= Problem details =
Continue the review of the Birth album below, starting right after its final sentence.

Not only he lost his family and friends, but he’s going ballistic in the midsection trashing his entire palace in the Deep Purple twist with terrifying results. Ellis howls at the moon through his solo, knowing that the King is already doomed, and the only way to get out is to take his own life.

‘For Yesterday’ opens the book up by continuing where Le Orme’s Felona E Sorona climatic ending ‘Ritorno Al Nulla’ had followed. It becomes this wasteland of something horrible had happened in this once great utopian city, filled with madness, chaos, blood, and decay.

Birth sets up the aftermath with Riley setting up this carousel nightmare as he visions of this once beautiful city, has now turned into a civil war with no white flag raising for surrender. ‘Cosmic Tears’ becomes this mid-attack warning range as Birth channel Krautrock maestros Amon Düül II, Hawkwind, Magma, and Led Zeppelin’s Physical Graffiti-era thrown into the blender to make their own hallucinogenic smoothie!

It takes on this whole attitude of going through time and space as Riley’s organ gives Mast a chance to come in by creating his own walking bass motif. From Traffic’s 11-minute opus ‘The Low Spark of High-Heeled Boys’, I can vision the United Artists label signing Birth during the early ‘70s to be a part of the underground scene with The Groundhogs, High Tide, and Welsh group, Man.

= Recorded information =
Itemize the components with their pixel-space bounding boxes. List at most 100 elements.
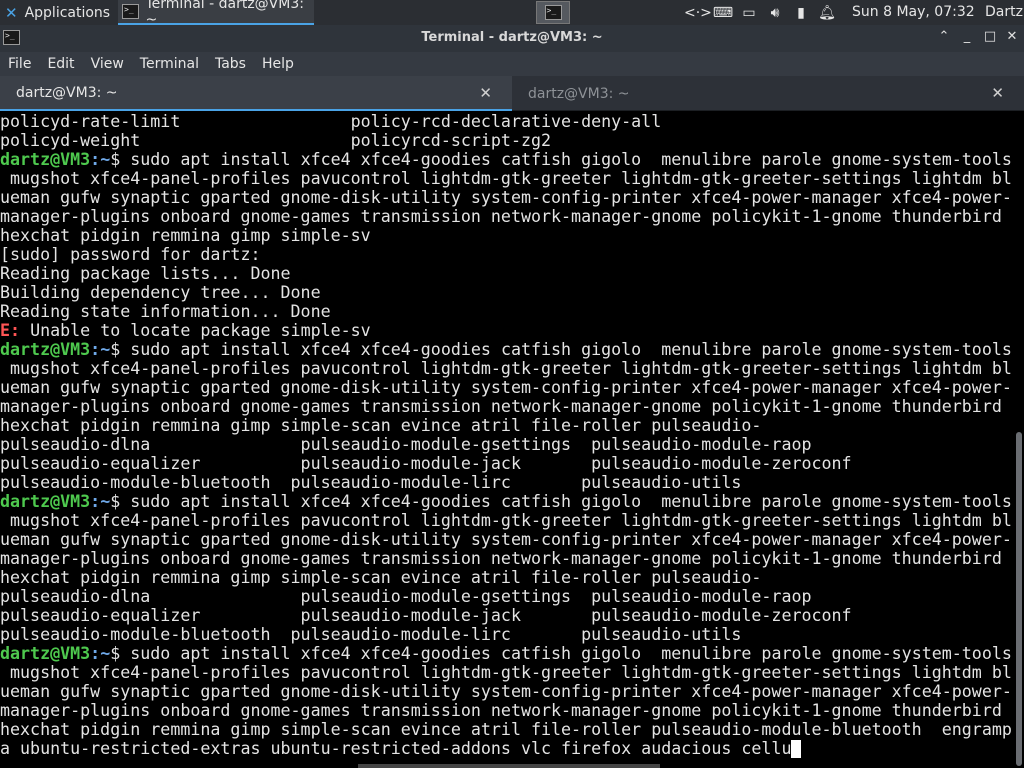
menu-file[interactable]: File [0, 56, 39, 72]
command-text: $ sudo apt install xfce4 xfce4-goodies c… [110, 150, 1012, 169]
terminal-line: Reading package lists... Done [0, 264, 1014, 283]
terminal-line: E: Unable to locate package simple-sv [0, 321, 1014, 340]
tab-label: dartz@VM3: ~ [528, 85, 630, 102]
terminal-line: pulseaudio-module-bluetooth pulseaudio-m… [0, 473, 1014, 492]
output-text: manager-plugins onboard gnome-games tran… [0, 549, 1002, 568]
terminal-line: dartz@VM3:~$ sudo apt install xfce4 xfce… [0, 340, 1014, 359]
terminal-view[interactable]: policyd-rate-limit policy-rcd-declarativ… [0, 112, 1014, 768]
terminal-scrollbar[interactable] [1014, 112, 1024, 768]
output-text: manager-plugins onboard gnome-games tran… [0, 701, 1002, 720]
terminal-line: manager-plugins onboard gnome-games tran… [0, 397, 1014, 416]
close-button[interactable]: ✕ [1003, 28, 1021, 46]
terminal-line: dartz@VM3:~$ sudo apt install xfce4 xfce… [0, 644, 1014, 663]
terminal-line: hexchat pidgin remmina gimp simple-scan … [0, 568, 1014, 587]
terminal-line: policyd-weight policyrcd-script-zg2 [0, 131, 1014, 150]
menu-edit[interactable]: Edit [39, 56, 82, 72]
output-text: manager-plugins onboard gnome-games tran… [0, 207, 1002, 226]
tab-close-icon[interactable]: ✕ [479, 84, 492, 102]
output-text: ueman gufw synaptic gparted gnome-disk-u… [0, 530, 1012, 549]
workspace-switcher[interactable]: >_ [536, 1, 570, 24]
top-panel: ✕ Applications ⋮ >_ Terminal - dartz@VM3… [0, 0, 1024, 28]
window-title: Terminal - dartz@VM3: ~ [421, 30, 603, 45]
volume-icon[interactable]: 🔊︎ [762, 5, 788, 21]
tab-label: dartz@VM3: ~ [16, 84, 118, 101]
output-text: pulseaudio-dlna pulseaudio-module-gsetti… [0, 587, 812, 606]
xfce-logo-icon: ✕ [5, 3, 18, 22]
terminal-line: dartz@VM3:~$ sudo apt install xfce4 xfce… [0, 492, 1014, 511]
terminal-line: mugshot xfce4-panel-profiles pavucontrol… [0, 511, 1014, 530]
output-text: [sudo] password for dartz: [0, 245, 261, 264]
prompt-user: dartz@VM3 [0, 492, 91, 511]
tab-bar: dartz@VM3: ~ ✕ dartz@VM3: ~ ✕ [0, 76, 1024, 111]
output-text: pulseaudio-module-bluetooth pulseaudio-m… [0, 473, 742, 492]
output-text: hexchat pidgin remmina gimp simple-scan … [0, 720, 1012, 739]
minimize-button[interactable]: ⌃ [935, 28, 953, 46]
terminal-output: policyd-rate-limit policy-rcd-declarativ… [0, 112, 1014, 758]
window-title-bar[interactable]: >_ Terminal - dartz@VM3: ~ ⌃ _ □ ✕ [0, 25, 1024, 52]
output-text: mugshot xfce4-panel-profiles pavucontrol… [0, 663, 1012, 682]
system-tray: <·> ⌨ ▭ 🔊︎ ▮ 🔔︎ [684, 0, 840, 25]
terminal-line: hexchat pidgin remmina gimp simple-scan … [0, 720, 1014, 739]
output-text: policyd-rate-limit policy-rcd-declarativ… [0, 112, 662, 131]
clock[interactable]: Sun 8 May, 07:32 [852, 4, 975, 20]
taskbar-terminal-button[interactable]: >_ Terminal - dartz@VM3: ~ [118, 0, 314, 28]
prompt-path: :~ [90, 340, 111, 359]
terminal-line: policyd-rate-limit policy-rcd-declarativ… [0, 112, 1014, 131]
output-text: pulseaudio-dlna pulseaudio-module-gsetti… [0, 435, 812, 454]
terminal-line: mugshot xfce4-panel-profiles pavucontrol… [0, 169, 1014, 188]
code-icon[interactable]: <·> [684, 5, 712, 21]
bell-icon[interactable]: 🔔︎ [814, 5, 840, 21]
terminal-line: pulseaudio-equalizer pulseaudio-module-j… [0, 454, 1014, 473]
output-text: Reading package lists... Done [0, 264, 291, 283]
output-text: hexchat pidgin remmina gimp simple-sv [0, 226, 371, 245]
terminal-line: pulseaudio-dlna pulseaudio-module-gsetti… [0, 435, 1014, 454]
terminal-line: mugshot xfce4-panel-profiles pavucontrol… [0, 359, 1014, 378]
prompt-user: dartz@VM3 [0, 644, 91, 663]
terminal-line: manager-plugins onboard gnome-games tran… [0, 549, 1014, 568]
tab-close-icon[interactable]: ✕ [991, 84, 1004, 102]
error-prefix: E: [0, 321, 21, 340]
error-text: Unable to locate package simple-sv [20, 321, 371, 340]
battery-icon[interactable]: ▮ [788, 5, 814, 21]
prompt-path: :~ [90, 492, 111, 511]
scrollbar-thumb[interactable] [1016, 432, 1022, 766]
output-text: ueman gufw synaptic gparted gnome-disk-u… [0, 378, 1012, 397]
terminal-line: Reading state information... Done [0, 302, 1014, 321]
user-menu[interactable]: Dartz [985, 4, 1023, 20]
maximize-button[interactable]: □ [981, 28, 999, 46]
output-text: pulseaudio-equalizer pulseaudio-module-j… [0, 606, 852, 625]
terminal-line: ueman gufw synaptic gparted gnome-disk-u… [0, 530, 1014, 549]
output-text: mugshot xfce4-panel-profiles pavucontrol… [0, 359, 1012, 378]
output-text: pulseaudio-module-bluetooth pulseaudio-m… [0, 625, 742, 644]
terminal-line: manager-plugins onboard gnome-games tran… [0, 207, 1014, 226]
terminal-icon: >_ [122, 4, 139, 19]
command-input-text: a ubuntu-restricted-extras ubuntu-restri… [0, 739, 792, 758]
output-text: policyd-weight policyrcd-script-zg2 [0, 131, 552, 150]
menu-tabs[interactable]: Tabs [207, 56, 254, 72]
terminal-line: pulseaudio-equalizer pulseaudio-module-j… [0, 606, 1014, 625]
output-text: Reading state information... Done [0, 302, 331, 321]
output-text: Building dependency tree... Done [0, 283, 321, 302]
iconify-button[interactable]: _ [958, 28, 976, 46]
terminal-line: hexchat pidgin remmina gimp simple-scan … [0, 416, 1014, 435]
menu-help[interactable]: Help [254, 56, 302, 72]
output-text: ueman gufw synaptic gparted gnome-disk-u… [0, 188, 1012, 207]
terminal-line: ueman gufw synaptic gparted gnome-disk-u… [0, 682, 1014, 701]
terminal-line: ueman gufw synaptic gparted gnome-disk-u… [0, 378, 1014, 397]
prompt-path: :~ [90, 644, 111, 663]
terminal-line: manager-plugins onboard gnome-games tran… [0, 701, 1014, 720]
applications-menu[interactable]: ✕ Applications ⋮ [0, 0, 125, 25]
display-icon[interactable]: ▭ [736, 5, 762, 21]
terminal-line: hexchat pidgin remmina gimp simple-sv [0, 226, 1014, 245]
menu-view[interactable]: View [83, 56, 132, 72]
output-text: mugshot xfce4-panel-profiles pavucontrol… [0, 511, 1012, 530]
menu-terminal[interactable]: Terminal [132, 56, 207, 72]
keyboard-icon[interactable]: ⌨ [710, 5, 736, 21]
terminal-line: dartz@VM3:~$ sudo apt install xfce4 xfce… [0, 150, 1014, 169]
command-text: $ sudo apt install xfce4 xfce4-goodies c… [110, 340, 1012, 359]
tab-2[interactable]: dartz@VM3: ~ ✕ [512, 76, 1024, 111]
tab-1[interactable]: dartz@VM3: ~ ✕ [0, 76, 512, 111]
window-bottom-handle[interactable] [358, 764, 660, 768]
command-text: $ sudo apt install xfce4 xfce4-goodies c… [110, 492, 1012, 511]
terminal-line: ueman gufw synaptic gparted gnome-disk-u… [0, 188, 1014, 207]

= Response =
‘Another Time’ sees another bloody aftermath, but with brutal arrangements between keyboards, drums, and bass creating this total annihilation from the chaos that’s occurred. There’s a sense of loss, hope, and to move forward, but the giant scar they will have on the back of their necks, will be with them for the rest of eternity.

‘Long Way Down’ sees Birth returning once more to honour the Zeuhl masters from the Üdü Ẁüdü-era with a slithering attack. Later on in the composition it becomes a dangerous climatic tightrope walk that Birth has created. It goes into a manic mellotron frenzy by transforming into the dance of death with no stop sign for the dancers until one of them drops towards their doom.

Birth’s debut album is like an adventure worth exploring. And they have brought out the big guns to unleash this killer sound that’ll make your mind go into this jaw-dropping experiment waiting to happen!